BEGIN DATASET EXTRACT

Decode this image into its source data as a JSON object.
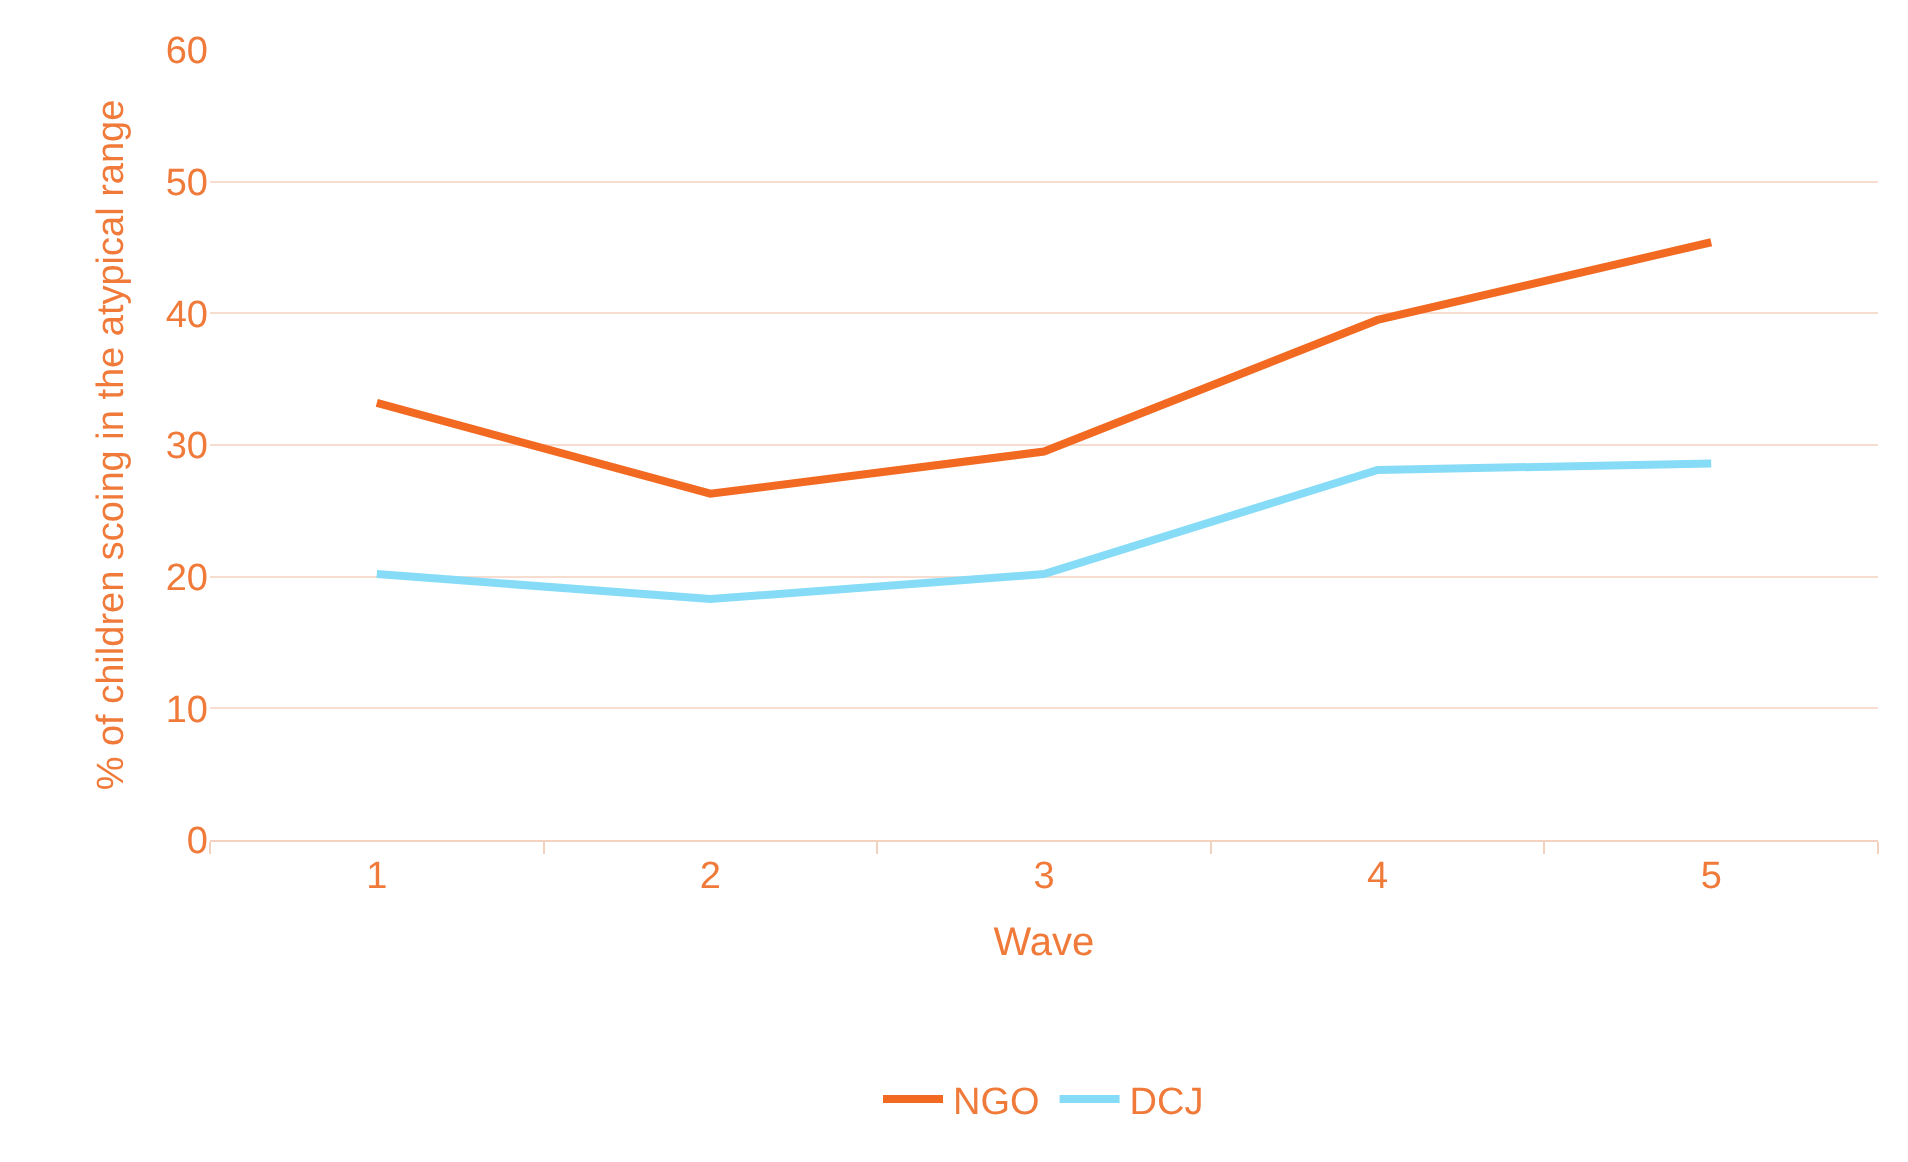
{
  "chart_data": {
    "type": "line",
    "xlabel": "Wave",
    "ylabel": "% of children scoing in the atypical range",
    "categories": [
      "1",
      "2",
      "3",
      "4",
      "5"
    ],
    "series": [
      {
        "name": "NGO",
        "color": "#f26a21",
        "values": [
          33.2,
          26.3,
          29.5,
          39.5,
          45.4
        ]
      },
      {
        "name": "DCJ",
        "color": "#86dcf7",
        "values": [
          20.2,
          18.3,
          20.2,
          28.1,
          28.6
        ]
      }
    ],
    "ylim": [
      0,
      60
    ],
    "yticks": [
      0,
      10,
      20,
      30,
      40,
      50,
      60
    ],
    "grid": "y",
    "legend": "bottom",
    "marker": "none",
    "line_style": "solid"
  }
}
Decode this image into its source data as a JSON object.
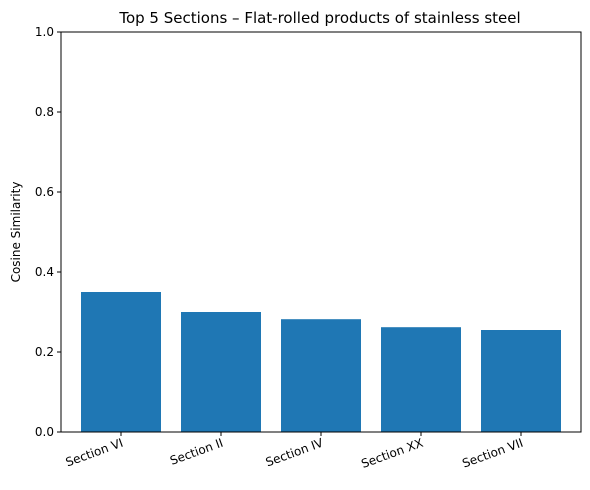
{
  "chart_data": {
    "type": "bar",
    "title": "Top 5 Sections – Flat-rolled products of stainless steel",
    "xlabel": "",
    "ylabel": "Cosine Similarity",
    "categories": [
      "Section VI",
      "Section II",
      "Section IV",
      "Section XX",
      "Section VII"
    ],
    "values": [
      0.35,
      0.3,
      0.282,
      0.262,
      0.255
    ],
    "ylim": [
      0,
      1.0
    ],
    "yticks": [
      "0.0",
      "0.2",
      "0.4",
      "0.6",
      "0.8",
      "1.0"
    ],
    "bar_color": "#1f77b4",
    "grid": false,
    "legend": false
  }
}
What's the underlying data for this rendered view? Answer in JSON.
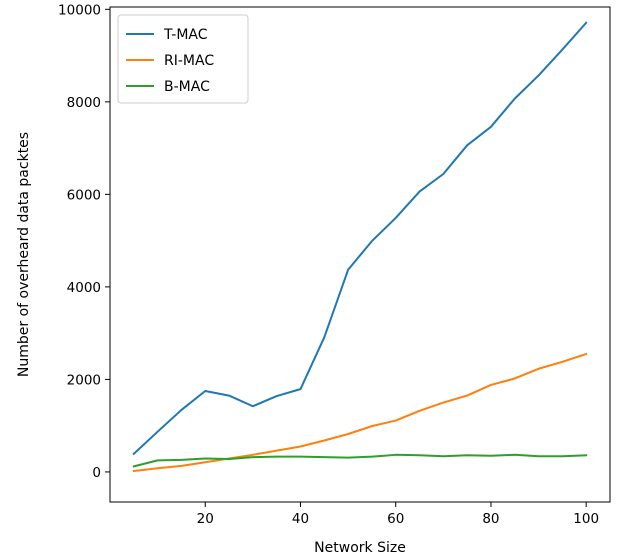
{
  "chart_data": {
    "type": "line",
    "xlabel": "Network Size",
    "ylabel": "Number of overheard data packtes",
    "xlim": [
      0,
      105
    ],
    "ylim": [
      -650,
      10050
    ],
    "xticks": [
      20,
      40,
      60,
      80,
      100
    ],
    "yticks": [
      0,
      2000,
      4000,
      6000,
      8000,
      10000
    ],
    "grid": false,
    "legend": "top-left",
    "x": [
      5,
      10,
      15,
      20,
      25,
      30,
      35,
      40,
      45,
      50,
      55,
      60,
      65,
      70,
      75,
      80,
      85,
      90,
      95,
      100
    ],
    "series": [
      {
        "name": "T-MAC",
        "color": "#1f77b4",
        "values": [
          390,
          870,
          1340,
          1750,
          1650,
          1420,
          1640,
          1790,
          2910,
          4370,
          4990,
          5490,
          6060,
          6440,
          7060,
          7460,
          8070,
          8570,
          9130,
          9710
        ]
      },
      {
        "name": "RI-MAC",
        "color": "#ff7f0e",
        "values": [
          20,
          80,
          130,
          210,
          290,
          370,
          460,
          550,
          680,
          820,
          990,
          1110,
          1320,
          1500,
          1650,
          1880,
          2020,
          2230,
          2380,
          2550
        ]
      },
      {
        "name": "B-MAC",
        "color": "#2ca02c",
        "values": [
          120,
          250,
          260,
          290,
          280,
          320,
          330,
          330,
          320,
          310,
          330,
          370,
          360,
          340,
          360,
          350,
          370,
          340,
          340,
          360
        ]
      }
    ]
  }
}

END DATASET EXTRACT

- WHAT TO DO
Collect, from the material above, every line containing the word "name".

- WRITTEN SOLUTION
        "name": "NGO",
        "name": "DCJ",
        "name": "T-MAC",
        "name": "RI-MAC",
        "name": "B-MAC",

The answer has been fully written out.